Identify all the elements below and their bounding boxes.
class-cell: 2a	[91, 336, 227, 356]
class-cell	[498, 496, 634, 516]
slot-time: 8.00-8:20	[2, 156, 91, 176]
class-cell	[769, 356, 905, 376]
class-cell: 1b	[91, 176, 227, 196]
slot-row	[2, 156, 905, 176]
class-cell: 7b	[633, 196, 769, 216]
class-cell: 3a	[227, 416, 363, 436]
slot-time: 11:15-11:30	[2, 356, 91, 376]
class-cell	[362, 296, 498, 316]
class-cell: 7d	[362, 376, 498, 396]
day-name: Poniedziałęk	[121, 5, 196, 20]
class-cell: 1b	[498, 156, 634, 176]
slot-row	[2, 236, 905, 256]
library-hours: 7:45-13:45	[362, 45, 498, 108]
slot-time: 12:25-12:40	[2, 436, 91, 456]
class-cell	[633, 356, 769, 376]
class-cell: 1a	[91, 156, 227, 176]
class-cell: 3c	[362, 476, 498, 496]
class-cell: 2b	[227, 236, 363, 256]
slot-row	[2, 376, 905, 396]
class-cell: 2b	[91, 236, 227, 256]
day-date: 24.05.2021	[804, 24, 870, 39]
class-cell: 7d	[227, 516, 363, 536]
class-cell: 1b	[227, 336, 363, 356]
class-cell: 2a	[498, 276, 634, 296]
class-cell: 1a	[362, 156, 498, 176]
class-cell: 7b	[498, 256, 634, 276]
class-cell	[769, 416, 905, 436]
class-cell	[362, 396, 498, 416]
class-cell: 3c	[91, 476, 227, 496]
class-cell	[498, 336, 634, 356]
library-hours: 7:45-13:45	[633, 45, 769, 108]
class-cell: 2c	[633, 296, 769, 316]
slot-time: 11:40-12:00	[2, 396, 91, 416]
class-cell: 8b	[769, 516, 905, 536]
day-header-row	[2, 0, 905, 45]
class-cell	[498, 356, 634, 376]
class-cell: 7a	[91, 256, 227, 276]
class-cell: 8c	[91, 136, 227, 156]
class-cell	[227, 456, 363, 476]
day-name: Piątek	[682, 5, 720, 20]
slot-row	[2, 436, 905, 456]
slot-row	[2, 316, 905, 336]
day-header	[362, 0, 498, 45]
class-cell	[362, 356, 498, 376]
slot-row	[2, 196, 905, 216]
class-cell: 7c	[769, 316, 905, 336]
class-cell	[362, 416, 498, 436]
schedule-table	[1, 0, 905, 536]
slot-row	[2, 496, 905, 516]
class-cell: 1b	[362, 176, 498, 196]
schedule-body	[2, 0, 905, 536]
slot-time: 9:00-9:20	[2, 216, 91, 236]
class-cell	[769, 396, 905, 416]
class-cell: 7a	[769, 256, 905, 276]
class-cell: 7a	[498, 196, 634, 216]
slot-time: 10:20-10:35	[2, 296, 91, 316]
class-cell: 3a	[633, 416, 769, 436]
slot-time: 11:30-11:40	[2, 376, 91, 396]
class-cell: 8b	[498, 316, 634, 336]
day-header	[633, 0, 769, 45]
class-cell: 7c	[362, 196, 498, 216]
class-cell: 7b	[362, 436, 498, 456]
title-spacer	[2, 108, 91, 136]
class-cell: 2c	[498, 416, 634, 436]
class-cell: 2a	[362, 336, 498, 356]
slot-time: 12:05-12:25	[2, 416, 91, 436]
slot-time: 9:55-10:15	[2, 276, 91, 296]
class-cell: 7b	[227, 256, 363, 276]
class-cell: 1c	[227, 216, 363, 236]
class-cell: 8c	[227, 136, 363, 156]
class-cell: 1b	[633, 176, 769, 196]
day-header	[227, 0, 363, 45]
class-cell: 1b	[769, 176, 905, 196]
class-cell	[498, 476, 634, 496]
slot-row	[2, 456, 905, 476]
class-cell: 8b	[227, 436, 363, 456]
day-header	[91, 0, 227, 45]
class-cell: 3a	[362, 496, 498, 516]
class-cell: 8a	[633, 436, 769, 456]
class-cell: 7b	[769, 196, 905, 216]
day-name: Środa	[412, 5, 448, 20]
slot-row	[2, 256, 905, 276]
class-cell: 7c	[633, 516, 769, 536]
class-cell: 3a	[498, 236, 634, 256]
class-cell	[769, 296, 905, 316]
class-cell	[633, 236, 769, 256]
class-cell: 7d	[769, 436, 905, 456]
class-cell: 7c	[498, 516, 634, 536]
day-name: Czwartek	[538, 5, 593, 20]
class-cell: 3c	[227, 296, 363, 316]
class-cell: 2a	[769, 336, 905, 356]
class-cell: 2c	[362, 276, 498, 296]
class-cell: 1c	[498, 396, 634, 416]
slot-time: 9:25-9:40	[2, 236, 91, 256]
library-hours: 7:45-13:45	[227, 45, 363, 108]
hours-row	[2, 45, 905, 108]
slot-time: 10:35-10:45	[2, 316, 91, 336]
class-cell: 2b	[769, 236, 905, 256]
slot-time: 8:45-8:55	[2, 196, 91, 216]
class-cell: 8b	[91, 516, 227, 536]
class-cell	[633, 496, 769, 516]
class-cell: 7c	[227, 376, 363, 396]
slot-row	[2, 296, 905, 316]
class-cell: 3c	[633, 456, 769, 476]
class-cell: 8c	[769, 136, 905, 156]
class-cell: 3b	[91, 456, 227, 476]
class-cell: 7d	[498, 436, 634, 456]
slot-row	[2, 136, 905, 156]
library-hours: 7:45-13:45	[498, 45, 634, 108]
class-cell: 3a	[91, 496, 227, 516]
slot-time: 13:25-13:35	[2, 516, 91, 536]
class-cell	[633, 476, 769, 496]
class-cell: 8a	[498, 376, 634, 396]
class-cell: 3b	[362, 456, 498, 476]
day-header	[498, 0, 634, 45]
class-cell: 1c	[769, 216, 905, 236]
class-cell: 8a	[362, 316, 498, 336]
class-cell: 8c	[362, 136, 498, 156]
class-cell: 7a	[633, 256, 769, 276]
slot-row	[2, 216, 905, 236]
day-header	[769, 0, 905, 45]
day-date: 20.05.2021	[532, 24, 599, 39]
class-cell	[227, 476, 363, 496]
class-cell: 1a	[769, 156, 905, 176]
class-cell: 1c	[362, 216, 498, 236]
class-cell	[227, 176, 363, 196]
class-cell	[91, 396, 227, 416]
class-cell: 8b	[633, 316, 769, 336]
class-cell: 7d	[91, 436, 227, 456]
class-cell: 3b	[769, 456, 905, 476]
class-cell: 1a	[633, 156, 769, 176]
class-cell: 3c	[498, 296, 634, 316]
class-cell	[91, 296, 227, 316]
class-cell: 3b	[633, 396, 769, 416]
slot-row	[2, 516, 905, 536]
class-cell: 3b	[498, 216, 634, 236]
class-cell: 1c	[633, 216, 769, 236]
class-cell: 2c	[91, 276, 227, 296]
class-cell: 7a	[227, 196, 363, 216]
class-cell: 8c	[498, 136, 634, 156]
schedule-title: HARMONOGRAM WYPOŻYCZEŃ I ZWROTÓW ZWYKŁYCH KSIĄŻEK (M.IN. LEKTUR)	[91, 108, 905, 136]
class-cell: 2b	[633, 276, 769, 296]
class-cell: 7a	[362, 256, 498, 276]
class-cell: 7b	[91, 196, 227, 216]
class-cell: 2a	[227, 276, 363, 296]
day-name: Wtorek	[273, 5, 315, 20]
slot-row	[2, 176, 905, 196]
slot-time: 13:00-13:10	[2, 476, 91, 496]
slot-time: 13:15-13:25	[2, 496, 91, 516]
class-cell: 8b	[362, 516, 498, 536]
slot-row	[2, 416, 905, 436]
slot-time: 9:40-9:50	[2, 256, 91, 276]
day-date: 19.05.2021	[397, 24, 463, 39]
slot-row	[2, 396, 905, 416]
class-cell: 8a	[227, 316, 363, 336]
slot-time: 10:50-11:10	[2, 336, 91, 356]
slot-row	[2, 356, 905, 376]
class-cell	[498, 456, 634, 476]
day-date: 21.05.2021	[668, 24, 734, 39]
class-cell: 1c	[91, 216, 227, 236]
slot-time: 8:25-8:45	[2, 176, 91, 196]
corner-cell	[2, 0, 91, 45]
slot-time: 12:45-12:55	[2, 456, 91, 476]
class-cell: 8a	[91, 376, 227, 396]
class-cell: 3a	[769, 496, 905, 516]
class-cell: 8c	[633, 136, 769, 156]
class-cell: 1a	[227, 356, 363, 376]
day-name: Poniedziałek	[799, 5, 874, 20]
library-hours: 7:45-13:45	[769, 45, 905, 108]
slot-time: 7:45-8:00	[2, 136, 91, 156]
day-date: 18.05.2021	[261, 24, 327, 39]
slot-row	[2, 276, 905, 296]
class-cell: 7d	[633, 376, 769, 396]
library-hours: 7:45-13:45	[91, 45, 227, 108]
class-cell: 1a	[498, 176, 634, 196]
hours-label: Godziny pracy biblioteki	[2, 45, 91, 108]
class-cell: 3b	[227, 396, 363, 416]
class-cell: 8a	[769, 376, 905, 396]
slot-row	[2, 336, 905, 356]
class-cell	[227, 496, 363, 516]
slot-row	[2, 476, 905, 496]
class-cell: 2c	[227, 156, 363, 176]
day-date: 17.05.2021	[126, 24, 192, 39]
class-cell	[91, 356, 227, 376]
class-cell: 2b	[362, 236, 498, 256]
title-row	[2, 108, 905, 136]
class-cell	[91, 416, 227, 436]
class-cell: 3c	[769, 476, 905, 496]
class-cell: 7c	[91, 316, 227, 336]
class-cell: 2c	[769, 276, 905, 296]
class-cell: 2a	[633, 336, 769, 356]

========

• [PROMPT]: Please render the records as a JSON list of strings, one string per line, from the first line of the records through the line containing "256, 634, 276]", leaving out any blank lines.

• [FULL ANSWER]:
[
  "Identify all the elements below and their bounding boxes.",
  "class-cell: 2a\t[91, 336, 227, 356]",
  "class-cell\t[498, 496, 634, 516]",
  "slot-time: 8.00-8:20\t[2, 156, 91, 176]",
  "class-cell\t[769, 356, 905, 376]",
  "class-cell: 1b\t[91, 176, 227, 196]",
  "slot-row\t[2, 156, 905, 176]",
  "class-cell: 7b\t[633, 196, 769, 216]",
  "class-cell: 3a\t[227, 416, 363, 436]",
  "slot-time: 11:15-11:30\t[2, 356, 91, 376]",
  "class-cell\t[362, 296, 498, 316]",
  "class-cell: 7d\t[362, 376, 498, 396]",
  "day-name: Poniedziałęk\t[121, 5, 196, 20]",
  "class-cell: 1b\t[498, 156, 634, 176]",
  "slot-row\t[2, 236, 905, 256]",
  "library-hours: 7:45-13:45\t[362, 45, 498, 108]",
  "slot-time: 12:25-12:40\t[2, 436, 91, 456]",
  "class-cell\t[633, 356, 769, 376]",
  "class-cell: 1a\t[91, 156, 227, 176]",
  "class-cell: 3c\t[362, 476, 498, 496]",
  "class-cell: 2b\t[227, 236, 363, 256]",
  "slot-row\t[2, 376, 905, 396]",
  "class-cell: 2b\t[91, 236, 227, 256]",
  "day-date: 24.05.2021\t[804, 24, 870, 39]",
  "class-cell: 7d\t[227, 516, 363, 536]",
  "class-cell: 1b\t[227, 336, 363, 356]",
  "class-cell: 2a\t[498, 276, 634, 296]",
  "class-cell: 1a\t[362, 156, 498, 176]",
  "class-cell: 7b\t[498, 256, 634, 276]"
]